[Exercise description]
Report every line in the listing that contains the string "text".

[Material for this exercise]
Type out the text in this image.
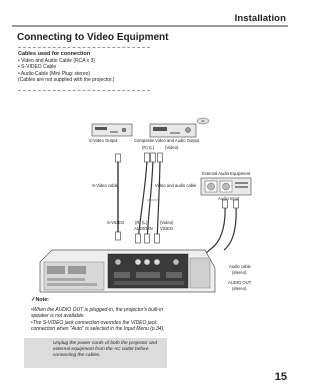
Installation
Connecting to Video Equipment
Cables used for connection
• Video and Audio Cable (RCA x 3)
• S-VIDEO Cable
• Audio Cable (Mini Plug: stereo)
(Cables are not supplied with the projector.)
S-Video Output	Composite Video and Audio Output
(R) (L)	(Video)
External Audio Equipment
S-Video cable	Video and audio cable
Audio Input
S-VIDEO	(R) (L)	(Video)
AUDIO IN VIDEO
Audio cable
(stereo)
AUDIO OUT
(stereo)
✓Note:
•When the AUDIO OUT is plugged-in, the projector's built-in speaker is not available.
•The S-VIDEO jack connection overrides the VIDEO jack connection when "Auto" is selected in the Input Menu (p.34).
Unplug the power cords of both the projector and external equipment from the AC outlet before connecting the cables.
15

==

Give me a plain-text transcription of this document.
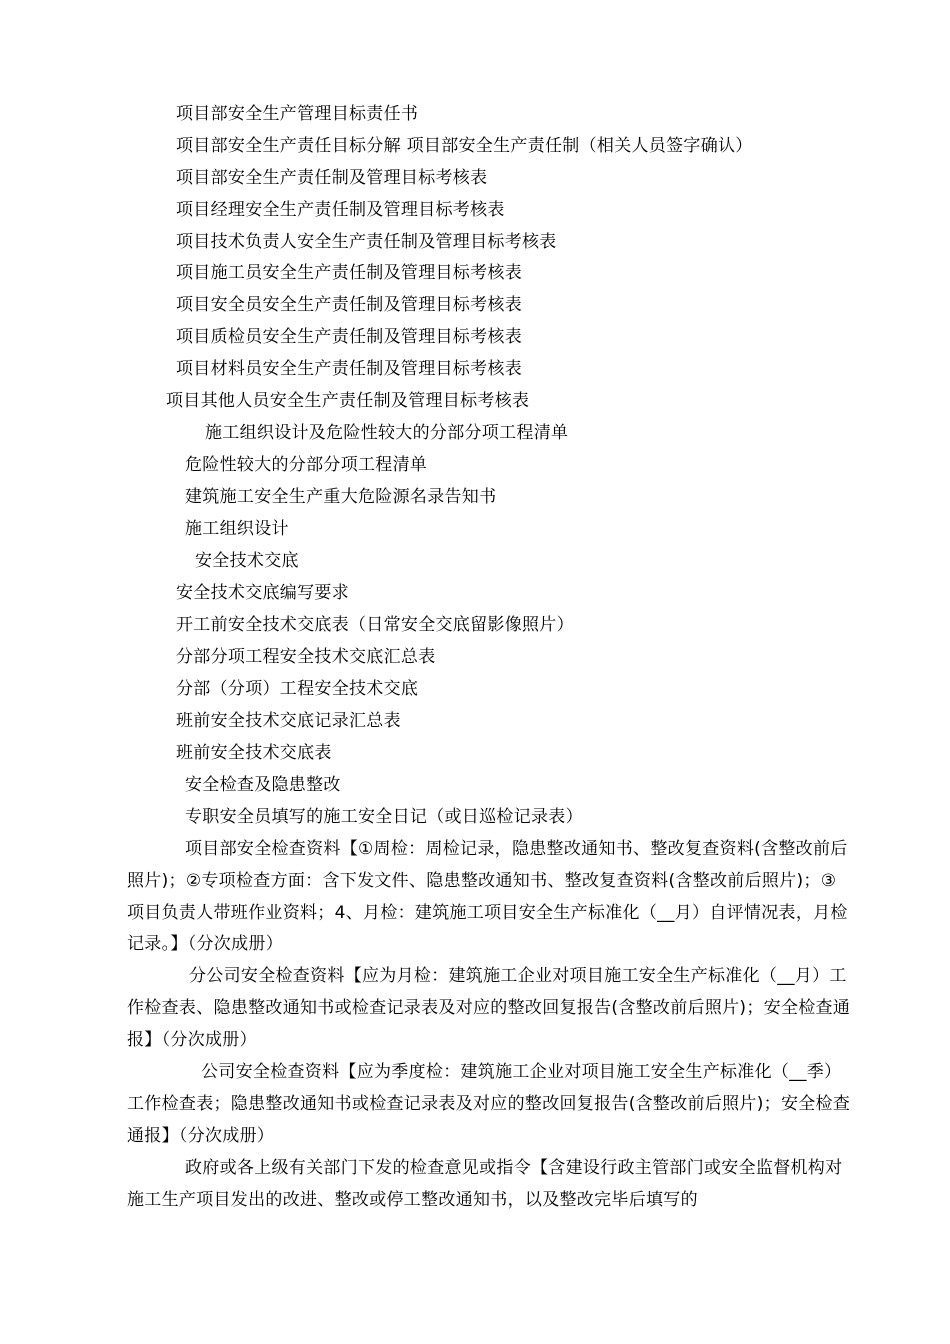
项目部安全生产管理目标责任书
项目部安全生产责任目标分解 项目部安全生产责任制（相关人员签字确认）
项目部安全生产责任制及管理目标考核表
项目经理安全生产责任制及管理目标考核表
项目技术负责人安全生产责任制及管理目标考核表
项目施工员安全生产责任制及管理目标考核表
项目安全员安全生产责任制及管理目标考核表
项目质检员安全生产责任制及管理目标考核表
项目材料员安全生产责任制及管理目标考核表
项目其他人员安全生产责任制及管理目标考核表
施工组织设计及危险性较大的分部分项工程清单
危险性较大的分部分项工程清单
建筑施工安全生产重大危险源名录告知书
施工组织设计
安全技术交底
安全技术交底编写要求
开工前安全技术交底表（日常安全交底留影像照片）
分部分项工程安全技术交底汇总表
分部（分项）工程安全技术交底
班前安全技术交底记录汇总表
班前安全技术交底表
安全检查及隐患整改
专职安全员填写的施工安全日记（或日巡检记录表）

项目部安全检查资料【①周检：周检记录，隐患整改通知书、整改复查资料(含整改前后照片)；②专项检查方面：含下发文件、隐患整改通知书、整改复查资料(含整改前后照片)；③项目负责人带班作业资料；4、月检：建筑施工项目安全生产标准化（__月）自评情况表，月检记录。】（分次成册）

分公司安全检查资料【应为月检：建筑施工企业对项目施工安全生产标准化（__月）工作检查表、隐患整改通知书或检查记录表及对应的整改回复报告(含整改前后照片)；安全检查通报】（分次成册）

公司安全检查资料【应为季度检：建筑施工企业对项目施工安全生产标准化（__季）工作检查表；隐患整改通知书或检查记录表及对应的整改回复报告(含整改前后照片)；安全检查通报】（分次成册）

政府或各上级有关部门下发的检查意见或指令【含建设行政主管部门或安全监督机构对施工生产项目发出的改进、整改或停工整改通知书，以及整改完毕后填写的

==

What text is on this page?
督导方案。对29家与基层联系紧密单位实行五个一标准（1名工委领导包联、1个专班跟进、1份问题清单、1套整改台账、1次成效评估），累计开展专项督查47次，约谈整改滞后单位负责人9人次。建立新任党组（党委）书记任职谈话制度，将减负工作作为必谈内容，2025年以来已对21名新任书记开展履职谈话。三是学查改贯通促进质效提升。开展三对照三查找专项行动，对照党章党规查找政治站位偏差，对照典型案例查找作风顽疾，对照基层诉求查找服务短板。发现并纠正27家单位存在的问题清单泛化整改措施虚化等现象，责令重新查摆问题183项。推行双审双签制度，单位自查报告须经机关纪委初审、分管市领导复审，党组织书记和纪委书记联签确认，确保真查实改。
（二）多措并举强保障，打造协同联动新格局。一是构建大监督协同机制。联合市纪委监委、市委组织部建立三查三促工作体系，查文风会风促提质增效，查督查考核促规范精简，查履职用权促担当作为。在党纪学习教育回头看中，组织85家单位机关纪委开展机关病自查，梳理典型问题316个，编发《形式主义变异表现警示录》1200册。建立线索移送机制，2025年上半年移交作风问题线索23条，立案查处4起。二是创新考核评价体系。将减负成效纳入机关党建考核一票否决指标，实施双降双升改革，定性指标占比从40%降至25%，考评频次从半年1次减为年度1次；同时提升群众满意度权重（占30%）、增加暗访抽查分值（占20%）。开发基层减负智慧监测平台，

[Result below]
Type out the text in this image.
Give me a plain-text transcription of this document.
What text is on this page?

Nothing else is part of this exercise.